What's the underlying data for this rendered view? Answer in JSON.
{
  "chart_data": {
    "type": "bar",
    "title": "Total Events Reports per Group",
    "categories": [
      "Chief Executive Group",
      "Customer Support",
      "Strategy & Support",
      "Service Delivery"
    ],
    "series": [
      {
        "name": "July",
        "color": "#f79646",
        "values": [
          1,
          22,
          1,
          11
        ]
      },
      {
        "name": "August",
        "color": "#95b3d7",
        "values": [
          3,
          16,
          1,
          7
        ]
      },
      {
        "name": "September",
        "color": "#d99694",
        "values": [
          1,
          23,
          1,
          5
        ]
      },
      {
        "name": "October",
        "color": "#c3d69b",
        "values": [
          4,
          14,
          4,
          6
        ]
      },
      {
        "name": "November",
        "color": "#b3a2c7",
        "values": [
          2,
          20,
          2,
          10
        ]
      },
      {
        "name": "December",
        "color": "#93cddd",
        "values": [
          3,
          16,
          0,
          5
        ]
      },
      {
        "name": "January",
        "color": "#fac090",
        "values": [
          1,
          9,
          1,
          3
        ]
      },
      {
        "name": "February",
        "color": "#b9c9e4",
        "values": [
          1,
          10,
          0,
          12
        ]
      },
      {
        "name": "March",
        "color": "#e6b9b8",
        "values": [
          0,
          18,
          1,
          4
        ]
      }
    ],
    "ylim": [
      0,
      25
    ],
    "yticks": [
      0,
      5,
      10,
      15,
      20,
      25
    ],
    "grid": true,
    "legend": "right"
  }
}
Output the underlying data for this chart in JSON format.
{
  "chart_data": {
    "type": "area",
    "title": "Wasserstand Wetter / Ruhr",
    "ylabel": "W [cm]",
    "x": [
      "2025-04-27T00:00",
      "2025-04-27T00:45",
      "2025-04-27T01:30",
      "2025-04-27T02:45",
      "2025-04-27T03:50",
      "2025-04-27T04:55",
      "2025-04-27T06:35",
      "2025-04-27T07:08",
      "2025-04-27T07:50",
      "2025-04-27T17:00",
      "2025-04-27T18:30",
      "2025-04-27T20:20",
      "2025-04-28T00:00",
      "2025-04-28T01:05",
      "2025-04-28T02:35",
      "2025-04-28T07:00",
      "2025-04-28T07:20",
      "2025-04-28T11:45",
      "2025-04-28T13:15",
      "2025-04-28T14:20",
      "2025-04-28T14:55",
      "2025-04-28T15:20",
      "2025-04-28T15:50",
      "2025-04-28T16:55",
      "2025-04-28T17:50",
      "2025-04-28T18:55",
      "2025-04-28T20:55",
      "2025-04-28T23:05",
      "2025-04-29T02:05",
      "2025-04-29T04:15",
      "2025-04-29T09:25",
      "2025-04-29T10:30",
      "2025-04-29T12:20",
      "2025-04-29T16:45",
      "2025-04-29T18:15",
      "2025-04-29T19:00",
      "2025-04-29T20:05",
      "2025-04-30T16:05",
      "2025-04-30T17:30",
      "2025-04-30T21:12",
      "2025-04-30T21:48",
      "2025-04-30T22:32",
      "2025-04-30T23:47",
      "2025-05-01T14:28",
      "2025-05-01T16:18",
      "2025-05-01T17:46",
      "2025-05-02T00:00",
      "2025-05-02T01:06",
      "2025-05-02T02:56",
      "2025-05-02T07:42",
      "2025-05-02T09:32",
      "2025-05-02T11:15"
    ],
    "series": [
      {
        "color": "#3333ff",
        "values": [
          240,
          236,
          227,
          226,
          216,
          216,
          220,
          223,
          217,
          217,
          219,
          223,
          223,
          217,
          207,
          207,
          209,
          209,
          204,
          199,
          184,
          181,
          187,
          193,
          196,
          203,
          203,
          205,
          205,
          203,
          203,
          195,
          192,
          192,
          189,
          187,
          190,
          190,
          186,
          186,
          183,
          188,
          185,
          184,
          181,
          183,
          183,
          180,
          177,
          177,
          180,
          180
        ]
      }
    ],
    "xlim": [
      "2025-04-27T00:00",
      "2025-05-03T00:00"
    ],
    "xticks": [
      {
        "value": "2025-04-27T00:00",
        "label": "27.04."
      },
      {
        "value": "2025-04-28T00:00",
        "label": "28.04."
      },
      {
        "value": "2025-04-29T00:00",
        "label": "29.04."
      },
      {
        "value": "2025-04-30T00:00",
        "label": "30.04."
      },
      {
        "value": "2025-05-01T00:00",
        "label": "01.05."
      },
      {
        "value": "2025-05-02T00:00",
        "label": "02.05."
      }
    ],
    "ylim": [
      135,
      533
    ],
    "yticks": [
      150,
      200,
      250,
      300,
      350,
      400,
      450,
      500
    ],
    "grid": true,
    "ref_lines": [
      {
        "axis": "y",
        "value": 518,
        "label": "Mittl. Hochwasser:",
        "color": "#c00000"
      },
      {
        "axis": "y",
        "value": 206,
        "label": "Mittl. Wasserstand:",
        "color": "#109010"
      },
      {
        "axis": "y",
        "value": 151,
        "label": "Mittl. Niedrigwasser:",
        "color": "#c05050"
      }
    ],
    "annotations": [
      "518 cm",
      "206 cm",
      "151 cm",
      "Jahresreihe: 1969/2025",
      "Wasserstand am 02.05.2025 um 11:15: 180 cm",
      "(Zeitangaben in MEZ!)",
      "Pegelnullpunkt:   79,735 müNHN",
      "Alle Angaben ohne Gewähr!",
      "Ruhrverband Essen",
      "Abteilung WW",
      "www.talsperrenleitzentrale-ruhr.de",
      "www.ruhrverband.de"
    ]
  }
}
#####
Only lines with the word "Support" should be collected from the material.

      "Customer Support",
      "Strategy & Support",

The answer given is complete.